**Source text**
# Making tools to use covariate xarrays with a Keras model

### Loading covariates and targets

These should already exist in a bunch of pickle files

In [6]:
import pickle
with open('site_and_points.pkl','rb') as f:
    final_df = pickle.load(f)

In [19]:
with open("quantile_img.pkl","rb") as f:
    quant_raster = pickle.load(f)

In [8]:
import xarray as xr
tpi = xr.open_rasterio('SOC_geotiff/TPI_ablers.tif')
saga = xr.open_rasterio('SOC_geotiff/sagawetness_albers.tif')

In [7]:
final_df.head()

Unnamed: 0,SampleID,Easting,Northing,TC,Method,Year,points
0,2001_A1.2,338014.132,6370645.57,0.981252,CNS,2001,"Geometry({'type': 'Point', 'coordinates': (178..."
1,A1MIR,338014.132,6370645.57,0.600364,MIR,2001,"Geometry({'type': 'Point', 'coordinates': (178..."
2,2001_A6.2,338068.776,6370868.38,0.866419,CNS,2001,"Geometry({'type': 'Point', 'coordinates': (178..."
3,A6MIR,338068.776,6370868.38,1.187051,MIR,2001,"Geometry({'type': 'Point', 'coordinates': (178..."

Element boundary records
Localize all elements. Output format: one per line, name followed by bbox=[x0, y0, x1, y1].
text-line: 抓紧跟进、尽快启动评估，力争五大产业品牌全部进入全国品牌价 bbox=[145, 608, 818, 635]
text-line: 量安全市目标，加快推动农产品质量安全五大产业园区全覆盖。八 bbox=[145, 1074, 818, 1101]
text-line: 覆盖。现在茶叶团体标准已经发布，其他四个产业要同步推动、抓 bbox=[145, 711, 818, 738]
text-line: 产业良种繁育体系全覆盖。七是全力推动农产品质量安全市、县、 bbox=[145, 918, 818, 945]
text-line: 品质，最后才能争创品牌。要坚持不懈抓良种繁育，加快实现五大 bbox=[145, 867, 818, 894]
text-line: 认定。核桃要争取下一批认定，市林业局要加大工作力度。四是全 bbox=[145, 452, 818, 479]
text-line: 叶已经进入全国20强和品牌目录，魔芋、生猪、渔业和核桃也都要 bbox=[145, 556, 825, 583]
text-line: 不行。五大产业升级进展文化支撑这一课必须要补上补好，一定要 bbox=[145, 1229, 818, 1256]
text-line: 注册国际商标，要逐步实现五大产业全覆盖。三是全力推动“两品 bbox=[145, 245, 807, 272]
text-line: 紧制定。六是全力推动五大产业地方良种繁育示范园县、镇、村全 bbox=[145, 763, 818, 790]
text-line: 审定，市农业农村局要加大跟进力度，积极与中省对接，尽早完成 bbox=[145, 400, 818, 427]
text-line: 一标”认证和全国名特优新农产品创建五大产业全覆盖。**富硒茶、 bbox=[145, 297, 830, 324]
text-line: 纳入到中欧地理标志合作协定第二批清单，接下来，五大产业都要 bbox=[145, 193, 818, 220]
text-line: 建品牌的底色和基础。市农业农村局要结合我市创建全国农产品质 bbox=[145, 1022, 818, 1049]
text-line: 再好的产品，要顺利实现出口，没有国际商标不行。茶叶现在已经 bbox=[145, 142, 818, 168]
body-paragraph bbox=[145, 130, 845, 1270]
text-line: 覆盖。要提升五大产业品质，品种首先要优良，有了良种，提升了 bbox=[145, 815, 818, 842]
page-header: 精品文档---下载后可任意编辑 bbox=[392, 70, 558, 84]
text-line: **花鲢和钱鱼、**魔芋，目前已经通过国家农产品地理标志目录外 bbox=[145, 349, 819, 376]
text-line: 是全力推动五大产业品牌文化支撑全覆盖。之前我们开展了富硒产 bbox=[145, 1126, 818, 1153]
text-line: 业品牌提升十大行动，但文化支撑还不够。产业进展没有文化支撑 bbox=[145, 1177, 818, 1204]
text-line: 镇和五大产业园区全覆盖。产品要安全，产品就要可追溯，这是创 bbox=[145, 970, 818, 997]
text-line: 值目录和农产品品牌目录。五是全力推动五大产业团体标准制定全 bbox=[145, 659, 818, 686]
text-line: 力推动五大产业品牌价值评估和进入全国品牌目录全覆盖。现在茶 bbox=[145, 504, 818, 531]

**Stated task 1**
In the notebook, which pickle file is opened to load final_df?
**Stated task 2**
Quote the listing line for line, starting at its first line and stopping after the line that contains "763, 818, 790]".
The notebook and the listing are unrelated pieces of material.

**Task output 1**
site_and_points.pkl

**Task output 2**
Localize all elements. Output format: one per line, name followed by bbox=[x0, y0, x1, y1].
text-line: 抓紧跟进、尽快启动评估，力争五大产业品牌全部进入全国品牌价 bbox=[145, 608, 818, 635]
text-line: 量安全市目标，加快推动农产品质量安全五大产业园区全覆盖。八 bbox=[145, 1074, 818, 1101]
text-line: 覆盖。现在茶叶团体标准已经发布，其他四个产业要同步推动、抓 bbox=[145, 711, 818, 738]
text-line: 产业良种繁育体系全覆盖。七是全力推动农产品质量安全市、县、 bbox=[145, 918, 818, 945]
text-line: 品质，最后才能争创品牌。要坚持不懈抓良种繁育，加快实现五大 bbox=[145, 867, 818, 894]
text-line: 认定。核桃要争取下一批认定，市林业局要加大工作力度。四是全 bbox=[145, 452, 818, 479]
text-line: 叶已经进入全国20强和品牌目录，魔芋、生猪、渔业和核桃也都要 bbox=[145, 556, 825, 583]
text-line: 不行。五大产业升级进展文化支撑这一课必须要补上补好，一定要 bbox=[145, 1229, 818, 1256]
text-line: 注册国际商标，要逐步实现五大产业全覆盖。三是全力推动“两品 bbox=[145, 245, 807, 272]
text-line: 紧制定。六是全力推动五大产业地方良种繁育示范园县、镇、村全 bbox=[145, 763, 818, 790]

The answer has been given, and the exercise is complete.